Document:
○ ○ ○ ○ ○
Ann Arbor (Informed Comment) – Shibley Telhami, the Anwar Sadat Chair for Peace and Development and director of the Critical Issues Poll at the University of Maryland has the results of a sounding done this past summer on American attitudes to Jews and Muslims.
The PDF of his conclusions and those of his colleague Michael Hamner is lengthy, but here I just want to draw attention to some key findings.
The favorability rating of “Muslim people” in the US steadily rose from 46% in 2015, the year ISIL attacked Paris and posed a threat to US allies in the Middle East. In 2015, only 37% of Americans said that they had a favorable view of the Muslim religion. Maybe because Trump made them underdogs in the US during his first term, by 2021 78% of Americans said they had a favorable view of Muslim people. Some 57% had a favorable view of Islam as a religion.
It is a paradox that Americans at some points say they like Muslims, but take a dim view on the whole of their religion. I’m not sure how that works. Moreover, it should be noted that their attitudes toward the religion are rooted in almost complete ignorance. Professor Telhami should ask them sometime about whether they’ve ever read the Qur’an or a book about Islam by an academic specialist. I’d bet only 2 or 3 percent would say “yes.” The Qur’an is the most disliked book in Europe and the US that no Europeans or Americans have read.
○ ○ ○ ○ ○
Records:
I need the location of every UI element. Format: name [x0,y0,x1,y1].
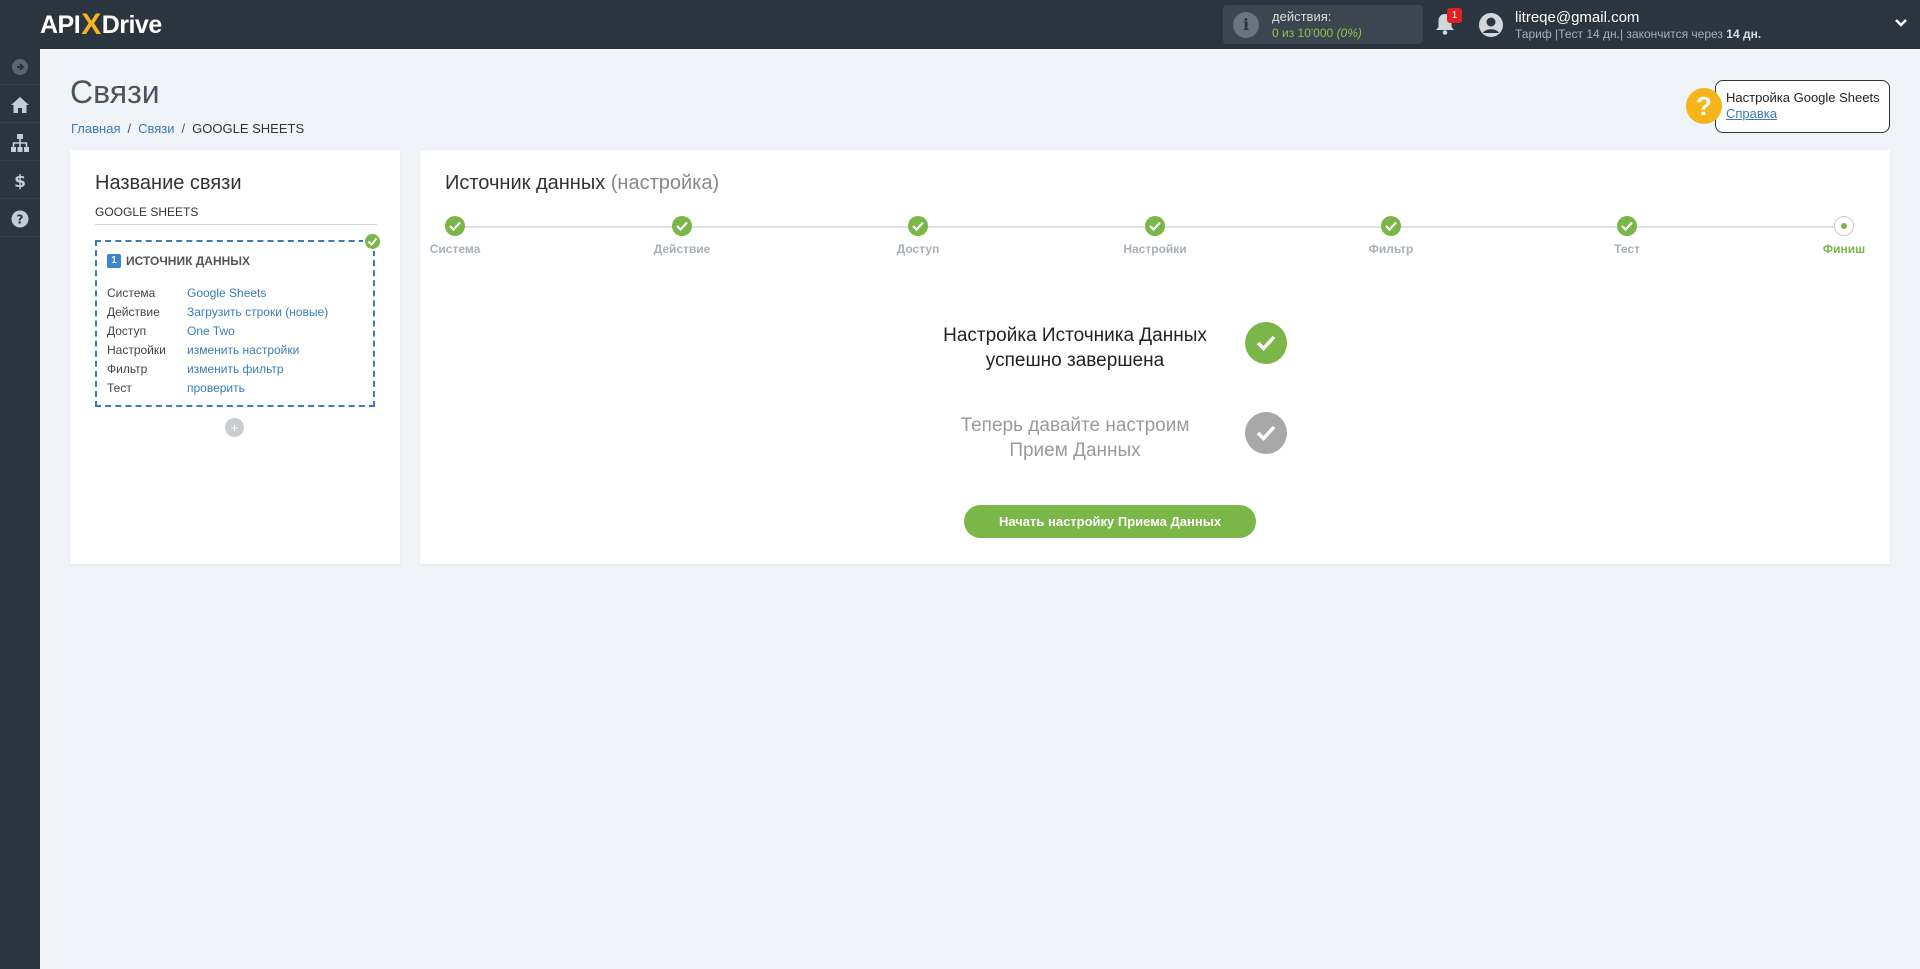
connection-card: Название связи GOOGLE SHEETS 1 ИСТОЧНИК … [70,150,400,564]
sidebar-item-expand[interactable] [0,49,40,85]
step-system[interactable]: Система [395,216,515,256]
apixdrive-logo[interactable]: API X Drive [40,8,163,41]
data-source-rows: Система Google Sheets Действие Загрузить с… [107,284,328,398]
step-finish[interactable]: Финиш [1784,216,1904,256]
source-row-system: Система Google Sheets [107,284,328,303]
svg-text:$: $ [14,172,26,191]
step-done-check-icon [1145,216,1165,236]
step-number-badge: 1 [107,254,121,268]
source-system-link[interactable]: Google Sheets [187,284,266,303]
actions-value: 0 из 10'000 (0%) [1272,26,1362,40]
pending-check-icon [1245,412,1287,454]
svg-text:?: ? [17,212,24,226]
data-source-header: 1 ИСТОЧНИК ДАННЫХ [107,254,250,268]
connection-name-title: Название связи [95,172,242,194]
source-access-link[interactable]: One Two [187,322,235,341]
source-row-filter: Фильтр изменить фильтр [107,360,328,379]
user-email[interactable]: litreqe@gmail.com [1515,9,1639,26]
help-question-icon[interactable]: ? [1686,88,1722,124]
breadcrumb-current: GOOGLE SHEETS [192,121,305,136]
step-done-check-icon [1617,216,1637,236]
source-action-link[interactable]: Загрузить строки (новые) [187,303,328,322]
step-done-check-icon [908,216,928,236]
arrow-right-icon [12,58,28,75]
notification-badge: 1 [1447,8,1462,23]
○ ○ ○ ○ ○
To be done:
A - From the passage on the Critical Issues Poll, list every poll percentage it reports for American views of Muslim people or Islam, leaving out the author's own guess.
B - Echo the part of the passage on the Critical Issues Poll that opens with the words containing "Ann Arbor (Informed" and closes with "Jews and Muslims.".

Task-by-task solutions:
A -
- 46%
- 37%
- 78%
- 57%

B -
Ann Arbor (Informed Comment) – Shibley Telhami, the Anwar Sadat Chair for Peace and Development and director of the Critical Issues Poll at the University of Maryland has the results of a sounding done this past summer on American attitudes to Jews and Muslims.